## START Data provided

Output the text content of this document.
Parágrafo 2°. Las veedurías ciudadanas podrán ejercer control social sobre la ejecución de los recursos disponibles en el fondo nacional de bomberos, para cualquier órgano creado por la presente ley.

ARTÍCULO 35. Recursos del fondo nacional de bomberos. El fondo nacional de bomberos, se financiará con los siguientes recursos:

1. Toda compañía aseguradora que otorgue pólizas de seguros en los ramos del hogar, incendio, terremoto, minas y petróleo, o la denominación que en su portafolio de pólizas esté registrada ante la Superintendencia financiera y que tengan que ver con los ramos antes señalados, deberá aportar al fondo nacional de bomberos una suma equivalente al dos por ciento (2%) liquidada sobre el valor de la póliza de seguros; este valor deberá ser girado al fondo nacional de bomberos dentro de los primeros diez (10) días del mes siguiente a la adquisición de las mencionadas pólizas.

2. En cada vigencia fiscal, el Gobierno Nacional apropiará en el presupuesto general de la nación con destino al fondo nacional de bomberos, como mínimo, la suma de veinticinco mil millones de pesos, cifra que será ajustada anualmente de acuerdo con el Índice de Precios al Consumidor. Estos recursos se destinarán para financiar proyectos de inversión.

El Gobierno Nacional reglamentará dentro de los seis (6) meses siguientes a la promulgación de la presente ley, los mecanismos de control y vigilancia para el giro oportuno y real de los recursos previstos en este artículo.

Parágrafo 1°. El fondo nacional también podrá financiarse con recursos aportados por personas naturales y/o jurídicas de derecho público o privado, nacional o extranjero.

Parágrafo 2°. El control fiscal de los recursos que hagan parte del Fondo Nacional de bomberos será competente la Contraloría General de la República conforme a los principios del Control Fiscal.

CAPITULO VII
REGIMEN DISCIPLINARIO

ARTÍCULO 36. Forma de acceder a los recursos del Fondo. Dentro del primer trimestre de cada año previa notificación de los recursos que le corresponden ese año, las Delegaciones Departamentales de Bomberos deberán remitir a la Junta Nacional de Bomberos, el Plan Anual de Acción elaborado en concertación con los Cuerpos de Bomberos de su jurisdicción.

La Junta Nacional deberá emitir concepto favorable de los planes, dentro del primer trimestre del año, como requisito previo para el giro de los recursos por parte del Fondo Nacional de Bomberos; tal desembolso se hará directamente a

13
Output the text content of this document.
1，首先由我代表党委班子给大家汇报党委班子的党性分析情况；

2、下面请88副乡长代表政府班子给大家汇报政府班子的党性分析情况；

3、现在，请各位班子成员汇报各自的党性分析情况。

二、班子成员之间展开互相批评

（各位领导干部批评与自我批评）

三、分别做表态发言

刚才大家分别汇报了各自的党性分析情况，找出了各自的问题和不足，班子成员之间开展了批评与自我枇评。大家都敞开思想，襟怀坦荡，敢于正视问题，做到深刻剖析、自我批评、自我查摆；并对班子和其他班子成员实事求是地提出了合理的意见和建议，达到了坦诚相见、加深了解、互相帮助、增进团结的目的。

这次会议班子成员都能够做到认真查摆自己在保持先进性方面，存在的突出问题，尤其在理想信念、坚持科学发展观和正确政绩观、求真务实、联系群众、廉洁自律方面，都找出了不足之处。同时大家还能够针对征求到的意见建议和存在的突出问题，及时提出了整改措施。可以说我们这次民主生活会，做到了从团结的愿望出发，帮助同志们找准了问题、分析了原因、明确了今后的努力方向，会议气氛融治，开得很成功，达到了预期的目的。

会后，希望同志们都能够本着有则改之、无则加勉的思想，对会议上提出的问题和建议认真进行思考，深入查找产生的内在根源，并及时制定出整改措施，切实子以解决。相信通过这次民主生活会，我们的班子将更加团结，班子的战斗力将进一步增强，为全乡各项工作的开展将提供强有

## END Data provided

**Task objective:**
Exactly reproduce all of the entries.

**Response for this exercise:**
Output the text content of this document.
Parágrafo 2°. Las veedurías ciudadanas podrán ejercer control social sobre la ejecución de los recursos disponibles en el fondo nacional de bomberos, para cualquier órgano creado por la presente ley.

ARTÍCULO 35. Recursos del fondo nacional de bomberos. El fondo nacional de bomberos, se financiará con los siguientes recursos:

1. Toda compañía aseguradora que otorgue pólizas de seguros en los ramos del hogar, incendio, terremoto, minas y petróleo, o la denominación que en su portafolio de pólizas esté registrada ante la Superintendencia financiera y que tengan que ver con los ramos antes señalados, deberá aportar al fondo nacional de bomberos una suma equivalente al dos por ciento (2%) liquidada sobre el valor de la póliza de seguros; este valor deberá ser girado al fondo nacional de bomberos dentro de los primeros diez (10) días del mes siguiente a la adquisición de las mencionadas pólizas.

2. En cada vigencia fiscal, el Gobierno Nacional apropiará en el presupuesto general de la nación con destino al fondo nacional de bomberos, como mínimo, la suma de veinticinco mil millones de pesos, cifra que será ajustada anualmente de acuerdo con el Índice de Precios al Consumidor. Estos recursos se destinarán para financiar proyectos de inversión.

El Gobierno Nacional reglamentará dentro de los seis (6) meses siguientes a la promulgación de la presente ley, los mecanismos de control y vigilancia para el giro oportuno y real de los recursos previstos en este artículo.

Parágrafo 1°. El fondo nacional también podrá financiarse con recursos aportados por personas naturales y/o jurídicas de derecho público o privado, nacional o extranjero.

Parágrafo 2°. El control fiscal de los recursos que hagan parte del Fondo Nacional de bomberos será competente la Contraloría General de la República conforme a los principios del Control Fiscal.

CAPITULO VII
REGIMEN DISCIPLINARIO

ARTÍCULO 36. Forma de acceder a los recursos del Fondo. Dentro del primer trimestre de cada año previa notificación de los recursos que le corresponden ese año, las Delegaciones Departamentales de Bomberos deberán remitir a la Junta Nacional de Bomberos, el Plan Anual de Acción elaborado en concertación con los Cuerpos de Bomberos de su jurisdicción.

La Junta Nacional deberá emitir concepto favorable de los planes, dentro del primer trimestre del año, como requisito previo para el giro de los recursos por parte del Fondo Nacional de Bomberos; tal desembolso se hará directamente a

13
Output the text content of this document.
1，首先由我代表党委班子给大家汇报党委班子的党性分析情况；

2、下面请88副乡长代表政府班子给大家汇报政府班子的党性分析情况；

3、现在，请各位班子成员汇报各自的党性分析情况。

二、班子成员之间展开互相批评

（各位领导干部批评与自我批评）

三、分别做表态发言

刚才大家分别汇报了各自的党性分析情况，找出了各自的问题和不足，班子成员之间开展了批评与自我枇评。大家都敞开思想，襟怀坦荡，敢于正视问题，做到深刻剖析、自我批评、自我查摆；并对班子和其他班子成员实事求是地提出了合理的意见和建议，达到了坦诚相见、加深了解、互相帮助、增进团结的目的。

这次会议班子成员都能够做到认真查摆自己在保持先进性方面，存在的突出问题，尤其在理想信念、坚持科学发展观和正确政绩观、求真务实、联系群众、廉洁自律方面，都找出了不足之处。同时大家还能够针对征求到的意见建议和存在的突出问题，及时提出了整改措施。可以说我们这次民主生活会，做到了从团结的愿望出发，帮助同志们找准了问题、分析了原因、明确了今后的努力方向，会议气氛融治，开得很成功，达到了预期的目的。

会后，希望同志们都能够本着有则改之、无则加勉的思想，对会议上提出的问题和建议认真进行思考，深入查找产生的内在根源，并及时制定出整改措施，切实子以解决。相信通过这次民主生活会，我们的班子将更加团结，班子的战斗力将进一步增强，为全乡各项工作的开展将提供强有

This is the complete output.